--- START OF Provided records ---

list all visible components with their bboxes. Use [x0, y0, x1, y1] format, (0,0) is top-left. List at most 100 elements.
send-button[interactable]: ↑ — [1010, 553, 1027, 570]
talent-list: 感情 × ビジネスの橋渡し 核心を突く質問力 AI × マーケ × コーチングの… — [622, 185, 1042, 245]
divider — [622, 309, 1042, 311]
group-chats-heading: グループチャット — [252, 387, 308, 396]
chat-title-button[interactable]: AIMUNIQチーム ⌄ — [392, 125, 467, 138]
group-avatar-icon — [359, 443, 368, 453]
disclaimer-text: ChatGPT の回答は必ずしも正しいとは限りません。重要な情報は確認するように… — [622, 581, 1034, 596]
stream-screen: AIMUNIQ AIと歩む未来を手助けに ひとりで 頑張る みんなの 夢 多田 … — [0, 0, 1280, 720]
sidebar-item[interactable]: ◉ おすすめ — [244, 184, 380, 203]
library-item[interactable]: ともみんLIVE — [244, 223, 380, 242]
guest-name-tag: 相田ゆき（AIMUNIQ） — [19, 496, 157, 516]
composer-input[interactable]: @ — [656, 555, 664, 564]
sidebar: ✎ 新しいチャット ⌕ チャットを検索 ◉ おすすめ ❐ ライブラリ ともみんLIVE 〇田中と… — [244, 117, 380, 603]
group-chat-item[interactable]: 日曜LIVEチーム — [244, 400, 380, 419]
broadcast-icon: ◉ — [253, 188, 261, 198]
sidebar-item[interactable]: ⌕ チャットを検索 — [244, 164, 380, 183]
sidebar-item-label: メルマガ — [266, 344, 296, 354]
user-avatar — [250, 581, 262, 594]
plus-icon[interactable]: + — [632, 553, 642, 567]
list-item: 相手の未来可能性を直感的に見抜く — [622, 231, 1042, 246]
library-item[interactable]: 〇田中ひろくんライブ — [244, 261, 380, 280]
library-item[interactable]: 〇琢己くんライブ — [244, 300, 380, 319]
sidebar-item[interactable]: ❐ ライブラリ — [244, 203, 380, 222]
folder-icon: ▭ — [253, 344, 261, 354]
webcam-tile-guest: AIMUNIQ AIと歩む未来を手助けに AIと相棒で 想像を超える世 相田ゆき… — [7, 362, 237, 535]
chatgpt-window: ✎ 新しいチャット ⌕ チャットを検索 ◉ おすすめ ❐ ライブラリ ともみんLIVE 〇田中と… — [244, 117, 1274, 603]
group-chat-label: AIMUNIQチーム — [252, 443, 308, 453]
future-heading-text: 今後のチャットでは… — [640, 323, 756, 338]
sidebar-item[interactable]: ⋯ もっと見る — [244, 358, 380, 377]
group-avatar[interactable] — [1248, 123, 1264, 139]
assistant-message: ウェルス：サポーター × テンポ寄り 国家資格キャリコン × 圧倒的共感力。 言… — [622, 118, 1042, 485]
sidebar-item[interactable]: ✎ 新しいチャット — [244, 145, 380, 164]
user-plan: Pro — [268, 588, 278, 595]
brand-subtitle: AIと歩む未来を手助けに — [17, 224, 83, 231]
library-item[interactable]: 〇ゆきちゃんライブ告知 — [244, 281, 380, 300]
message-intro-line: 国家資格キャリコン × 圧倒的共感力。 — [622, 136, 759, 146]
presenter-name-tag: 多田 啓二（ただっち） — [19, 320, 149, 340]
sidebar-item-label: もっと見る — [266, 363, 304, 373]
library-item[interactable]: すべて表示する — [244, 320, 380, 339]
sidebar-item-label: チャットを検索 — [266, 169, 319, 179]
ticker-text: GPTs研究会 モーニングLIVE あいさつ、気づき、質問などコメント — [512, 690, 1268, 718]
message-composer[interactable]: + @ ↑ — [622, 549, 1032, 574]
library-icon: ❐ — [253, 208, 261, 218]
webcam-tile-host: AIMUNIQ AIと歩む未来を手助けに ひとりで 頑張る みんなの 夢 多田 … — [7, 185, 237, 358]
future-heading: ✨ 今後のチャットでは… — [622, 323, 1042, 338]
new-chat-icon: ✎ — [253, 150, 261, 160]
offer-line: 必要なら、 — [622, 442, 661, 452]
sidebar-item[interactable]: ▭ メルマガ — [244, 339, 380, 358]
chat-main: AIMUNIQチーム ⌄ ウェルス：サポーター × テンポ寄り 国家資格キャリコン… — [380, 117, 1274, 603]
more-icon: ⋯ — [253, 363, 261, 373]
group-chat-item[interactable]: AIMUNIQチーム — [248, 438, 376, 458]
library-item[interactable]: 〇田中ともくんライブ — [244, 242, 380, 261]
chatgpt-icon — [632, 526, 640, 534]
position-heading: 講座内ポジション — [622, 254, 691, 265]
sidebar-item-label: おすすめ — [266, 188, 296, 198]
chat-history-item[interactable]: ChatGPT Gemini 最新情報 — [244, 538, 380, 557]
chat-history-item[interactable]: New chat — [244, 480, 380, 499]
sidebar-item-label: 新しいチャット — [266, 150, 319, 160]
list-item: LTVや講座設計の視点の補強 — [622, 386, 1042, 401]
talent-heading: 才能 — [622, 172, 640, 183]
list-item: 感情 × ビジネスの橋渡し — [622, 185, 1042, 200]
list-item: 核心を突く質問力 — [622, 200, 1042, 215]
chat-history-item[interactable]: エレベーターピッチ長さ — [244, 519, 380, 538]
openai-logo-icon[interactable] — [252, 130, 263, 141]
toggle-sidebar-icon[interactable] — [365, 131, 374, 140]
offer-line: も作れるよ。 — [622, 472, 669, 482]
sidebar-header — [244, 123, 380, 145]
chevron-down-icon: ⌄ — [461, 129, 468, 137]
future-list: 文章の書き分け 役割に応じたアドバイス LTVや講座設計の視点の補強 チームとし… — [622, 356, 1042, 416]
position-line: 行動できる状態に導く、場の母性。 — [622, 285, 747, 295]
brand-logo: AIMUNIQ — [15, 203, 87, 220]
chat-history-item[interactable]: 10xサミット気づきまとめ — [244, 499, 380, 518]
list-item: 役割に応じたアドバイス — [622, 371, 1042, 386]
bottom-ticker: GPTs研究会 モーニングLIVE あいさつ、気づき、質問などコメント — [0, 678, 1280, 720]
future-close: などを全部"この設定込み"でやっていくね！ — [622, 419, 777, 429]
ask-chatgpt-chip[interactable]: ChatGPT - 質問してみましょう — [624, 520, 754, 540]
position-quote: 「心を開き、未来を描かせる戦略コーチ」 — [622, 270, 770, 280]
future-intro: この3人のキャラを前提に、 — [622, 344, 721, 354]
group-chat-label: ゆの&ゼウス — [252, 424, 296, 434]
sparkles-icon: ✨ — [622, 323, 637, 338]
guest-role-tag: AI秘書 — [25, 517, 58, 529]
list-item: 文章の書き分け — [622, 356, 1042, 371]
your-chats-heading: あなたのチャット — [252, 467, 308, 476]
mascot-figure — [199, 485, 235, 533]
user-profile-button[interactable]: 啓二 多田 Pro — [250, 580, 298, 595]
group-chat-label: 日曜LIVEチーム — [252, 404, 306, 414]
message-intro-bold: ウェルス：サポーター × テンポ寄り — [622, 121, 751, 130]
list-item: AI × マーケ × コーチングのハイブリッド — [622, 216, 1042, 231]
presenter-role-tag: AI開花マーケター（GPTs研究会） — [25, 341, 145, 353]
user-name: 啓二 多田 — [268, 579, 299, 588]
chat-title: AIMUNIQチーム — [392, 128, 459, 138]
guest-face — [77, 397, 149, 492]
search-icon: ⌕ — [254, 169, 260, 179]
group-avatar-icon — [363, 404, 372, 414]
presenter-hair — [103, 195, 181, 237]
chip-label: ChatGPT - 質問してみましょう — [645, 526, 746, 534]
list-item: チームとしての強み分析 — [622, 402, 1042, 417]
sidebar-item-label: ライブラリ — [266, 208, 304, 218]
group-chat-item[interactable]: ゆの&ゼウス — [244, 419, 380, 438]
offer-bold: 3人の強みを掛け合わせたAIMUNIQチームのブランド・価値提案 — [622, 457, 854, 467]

--- END OF Provided records ---

Switch "library-item" to "library-entry" in the part of the records that opens with the first line and closes with the line containing "guest-name-tag: 相田ゆき（AIMUNIQ） —", and give back only that part with nothing else altered.

list all visible components with their bboxes. Use [x0, y0, x1, y1] format, (0,0) is top-left. List at most 100 elements.
send-button[interactable]: ↑ — [1010, 553, 1027, 570]
talent-list: 感情 × ビジネスの橋渡し 核心を突く質問力 AI × マーケ × コーチングの… — [622, 185, 1042, 245]
divider — [622, 309, 1042, 311]
group-chats-heading: グループチャット — [252, 387, 308, 396]
chat-title-button[interactable]: AIMUNIQチーム ⌄ — [392, 125, 467, 138]
group-avatar-icon — [359, 443, 368, 453]
disclaimer-text: ChatGPT の回答は必ずしも正しいとは限りません。重要な情報は確認するように… — [622, 581, 1034, 596]
stream-screen: AIMUNIQ AIと歩む未来を手助けに ひとりで 頑張る みんなの 夢 多田 … — [0, 0, 1280, 720]
sidebar-item[interactable]: ◉ おすすめ — [244, 184, 380, 203]
library-entry[interactable]: ともみんLIVE — [244, 223, 380, 242]
guest-name-tag: 相田ゆき（AIMUNIQ） — [19, 496, 157, 516]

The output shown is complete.